> SHORT PROBLEM
Repeat the listing in full, preserving every character.

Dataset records
● ● ● ● ● ● ●

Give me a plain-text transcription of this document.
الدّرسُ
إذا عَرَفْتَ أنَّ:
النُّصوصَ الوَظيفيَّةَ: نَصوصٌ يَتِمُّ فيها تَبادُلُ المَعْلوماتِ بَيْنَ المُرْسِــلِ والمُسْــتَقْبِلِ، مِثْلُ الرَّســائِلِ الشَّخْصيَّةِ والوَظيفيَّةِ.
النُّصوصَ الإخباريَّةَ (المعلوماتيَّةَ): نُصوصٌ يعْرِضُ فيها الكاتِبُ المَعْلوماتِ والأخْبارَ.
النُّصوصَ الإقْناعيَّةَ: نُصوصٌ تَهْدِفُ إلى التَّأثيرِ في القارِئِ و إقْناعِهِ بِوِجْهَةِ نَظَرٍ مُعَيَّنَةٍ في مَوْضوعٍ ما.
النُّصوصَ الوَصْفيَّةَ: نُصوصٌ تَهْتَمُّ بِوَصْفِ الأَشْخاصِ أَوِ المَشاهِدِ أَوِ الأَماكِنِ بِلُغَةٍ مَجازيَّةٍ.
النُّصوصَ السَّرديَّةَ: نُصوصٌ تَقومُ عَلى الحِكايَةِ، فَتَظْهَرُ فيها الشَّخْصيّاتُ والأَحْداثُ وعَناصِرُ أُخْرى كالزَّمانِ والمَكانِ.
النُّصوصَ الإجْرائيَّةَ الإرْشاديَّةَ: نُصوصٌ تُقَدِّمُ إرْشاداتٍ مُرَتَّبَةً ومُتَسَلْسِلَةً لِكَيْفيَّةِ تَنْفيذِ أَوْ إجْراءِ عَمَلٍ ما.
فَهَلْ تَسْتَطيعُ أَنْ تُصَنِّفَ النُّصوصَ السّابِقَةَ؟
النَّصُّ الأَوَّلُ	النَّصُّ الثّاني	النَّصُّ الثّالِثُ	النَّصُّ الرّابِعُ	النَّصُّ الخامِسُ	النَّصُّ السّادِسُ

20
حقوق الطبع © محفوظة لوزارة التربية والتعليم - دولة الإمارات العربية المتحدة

● ● ● ● ● ● ●

> RESULT
Give me a plain-text transcription of this document.
الدّرسُ
إذا عَرَفْتَ أنَّ:
النُّصوصَ الوَظيفيَّةَ: نَصوصٌ يَتِمُّ فيها تَبادُلُ المَعْلوماتِ بَيْنَ المُرْسِــلِ والمُسْــتَقْبِلِ، مِثْلُ الرَّســائِلِ الشَّخْصيَّةِ والوَظيفيَّةِ.
النُّصوصَ الإخباريَّةَ (المعلوماتيَّةَ): نُصوصٌ يعْرِضُ فيها الكاتِبُ المَعْلوماتِ والأخْبارَ.
النُّصوصَ الإقْناعيَّةَ: نُصوصٌ تَهْدِفُ إلى التَّأثيرِ في القارِئِ و إقْناعِهِ بِوِجْهَةِ نَظَرٍ مُعَيَّنَةٍ في مَوْضوعٍ ما.
النُّصوصَ الوَصْفيَّةَ: نُصوصٌ تَهْتَمُّ بِوَصْفِ الأَشْخاصِ أَوِ المَشاهِدِ أَوِ الأَماكِنِ بِلُغَةٍ مَجازيَّةٍ.
النُّصوصَ السَّرديَّةَ: نُصوصٌ تَقومُ عَلى الحِكايَةِ، فَتَظْهَرُ فيها الشَّخْصيّاتُ والأَحْداثُ وعَناصِرُ أُخْرى كالزَّمانِ والمَكانِ.
النُّصوصَ الإجْرائيَّةَ الإرْشاديَّةَ: نُصوصٌ تُقَدِّمُ إرْشاداتٍ مُرَتَّبَةً ومُتَسَلْسِلَةً لِكَيْفيَّةِ تَنْفيذِ أَوْ إجْراءِ عَمَلٍ ما.
فَهَلْ تَسْتَطيعُ أَنْ تُصَنِّفَ النُّصوصَ السّابِقَةَ؟
النَّصُّ الأَوَّلُ	النَّصُّ الثّاني	النَّصُّ الثّالِثُ	النَّصُّ الرّابِعُ	النَّصُّ الخامِسُ	النَّصُّ السّادِسُ

20
حقوق الطبع © محفوظة لوزارة التربية والتعليم - دولة الإمارات العربية المتحدة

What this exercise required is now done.